Task requirements:
(a) Decide whether each statement below agrees with the E-residency text, answering yes or no and quoting the deciding words from it. (i) The project was created for the POPPOSITIONS off-fair in 2018. (ii) The invited artist undertakes a ten-day digital commitment. (iii) Harku Detention Centre is one of several immigration detention centres in Estonia.
(b) Reproduce without change the part of the E-residency text that opens with the words containing "Being an already" and closes with "in the making.".

Text:
___

@Poppositions, Brussels / EKKM’s E-residency #1: Residency & Non-residency



EKKM’s E-residency #1: Residency & Non-residency is an infrastructural project by the Contemporary Art Museum of Estonia (EKKM) in collaboration with French-Estonian artist Eléonore de Montesquiou for POPPOSITIONS off-fair 2018, In Watermelon Sugar.

Being an already established national buzzword, “e-Residency” as a governmental project has become to symbolise Estonia’s aim in creating a “new digital nation”, by providing digital citizenship and access to its digital services for all interested parties. As the slogan goes: “E-Residency is a new digital nation for global citizens, powered by the Republic of Estonia.” As the e-Residency is not legally a citizenship, a digital nation of non-residents is in the making.

EKKM’s E-residency plays on this twofold notion of residency by creating a digital artist residency and inviting an artist for an intensive 5-day digital commitment. Being also conceived as a performative project, the E-residency unfolds as a working relationship between the institution and the artist during the opening hours of POPPOSITIONS. The content of this project does not only rely on the artist and the works presented, but also on the (infra)structure provided for, as well as the content generated during the residency. On display, as far as this word can be used, are not only works but also the work.

The setting of the residency format is edition-specific, with the #1 deriving from the films of de Montesquiou and being based on the conjugal space of Harku Detention Centre, the only immigration detention centre in Estonia. The content of the residency evolves around the conditions of the detainees (violations of human rights, denied Internet access and essential privacy, etc), while juxtaposing it with the framework of the national e-Residency programme, i.e. contrasting the situations of both of these de jure non-residents.

___

Recorded information:
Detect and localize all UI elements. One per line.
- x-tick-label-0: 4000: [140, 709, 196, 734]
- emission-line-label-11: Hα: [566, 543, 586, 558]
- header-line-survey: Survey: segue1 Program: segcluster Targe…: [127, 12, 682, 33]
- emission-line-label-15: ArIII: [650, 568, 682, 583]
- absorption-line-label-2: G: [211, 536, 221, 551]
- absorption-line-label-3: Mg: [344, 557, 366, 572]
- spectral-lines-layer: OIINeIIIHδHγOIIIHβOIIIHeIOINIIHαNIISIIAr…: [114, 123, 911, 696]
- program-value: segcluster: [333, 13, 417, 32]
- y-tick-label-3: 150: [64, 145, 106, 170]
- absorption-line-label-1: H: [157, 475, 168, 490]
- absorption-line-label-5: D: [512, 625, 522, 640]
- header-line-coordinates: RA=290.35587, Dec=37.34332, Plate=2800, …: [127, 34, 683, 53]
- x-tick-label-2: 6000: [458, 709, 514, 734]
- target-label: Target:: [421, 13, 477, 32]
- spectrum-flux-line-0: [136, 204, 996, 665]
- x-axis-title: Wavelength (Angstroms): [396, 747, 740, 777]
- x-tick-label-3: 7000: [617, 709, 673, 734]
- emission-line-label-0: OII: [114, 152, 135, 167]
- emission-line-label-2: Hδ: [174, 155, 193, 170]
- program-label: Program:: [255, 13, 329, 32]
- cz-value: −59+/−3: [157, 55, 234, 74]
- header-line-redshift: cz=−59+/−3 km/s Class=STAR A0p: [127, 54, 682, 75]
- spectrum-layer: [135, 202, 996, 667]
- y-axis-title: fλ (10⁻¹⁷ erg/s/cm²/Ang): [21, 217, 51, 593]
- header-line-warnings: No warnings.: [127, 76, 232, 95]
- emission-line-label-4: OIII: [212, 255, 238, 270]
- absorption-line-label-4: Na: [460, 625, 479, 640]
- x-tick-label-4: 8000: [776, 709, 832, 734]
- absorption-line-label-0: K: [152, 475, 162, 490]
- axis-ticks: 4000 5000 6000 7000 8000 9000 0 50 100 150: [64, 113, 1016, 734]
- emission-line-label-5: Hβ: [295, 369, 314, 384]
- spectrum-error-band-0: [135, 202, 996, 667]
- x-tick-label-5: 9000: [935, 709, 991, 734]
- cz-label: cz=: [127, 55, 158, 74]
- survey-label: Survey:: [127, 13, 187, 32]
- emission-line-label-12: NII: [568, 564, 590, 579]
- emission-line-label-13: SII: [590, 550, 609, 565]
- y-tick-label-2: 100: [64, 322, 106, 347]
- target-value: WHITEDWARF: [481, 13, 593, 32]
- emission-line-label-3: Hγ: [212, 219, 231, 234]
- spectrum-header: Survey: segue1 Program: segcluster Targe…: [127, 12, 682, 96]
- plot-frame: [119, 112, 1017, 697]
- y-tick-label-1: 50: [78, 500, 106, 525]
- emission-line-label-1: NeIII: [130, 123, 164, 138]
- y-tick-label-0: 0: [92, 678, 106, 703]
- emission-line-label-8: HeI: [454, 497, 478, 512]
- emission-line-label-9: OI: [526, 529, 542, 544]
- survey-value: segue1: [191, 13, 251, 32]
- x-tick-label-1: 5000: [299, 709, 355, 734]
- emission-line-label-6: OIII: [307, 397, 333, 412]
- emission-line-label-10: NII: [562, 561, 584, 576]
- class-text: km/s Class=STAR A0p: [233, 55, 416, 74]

___

Solved problems:
(a)
(i) Yes: "for POPPOSITIONS off-fair 2018, In Watermelon Sugar"
(ii) No: "an intensive 5-day digital commitment"
(iii) No: "the only immigration detention centre in Estonia"

(b)
Being an already established national buzzword, “e-Residency” as a governmental project has become to symbolise Estonia’s aim in creating a “new digital nation”, by providing digital citizenship and access to its digital services for all interested parties. As the slogan goes: “E-Residency is a new digital nation for global citizens, powered by the Republic of Estonia.” As the e-Residency is not legally a citizenship, a digital nation of non-residents is in the making.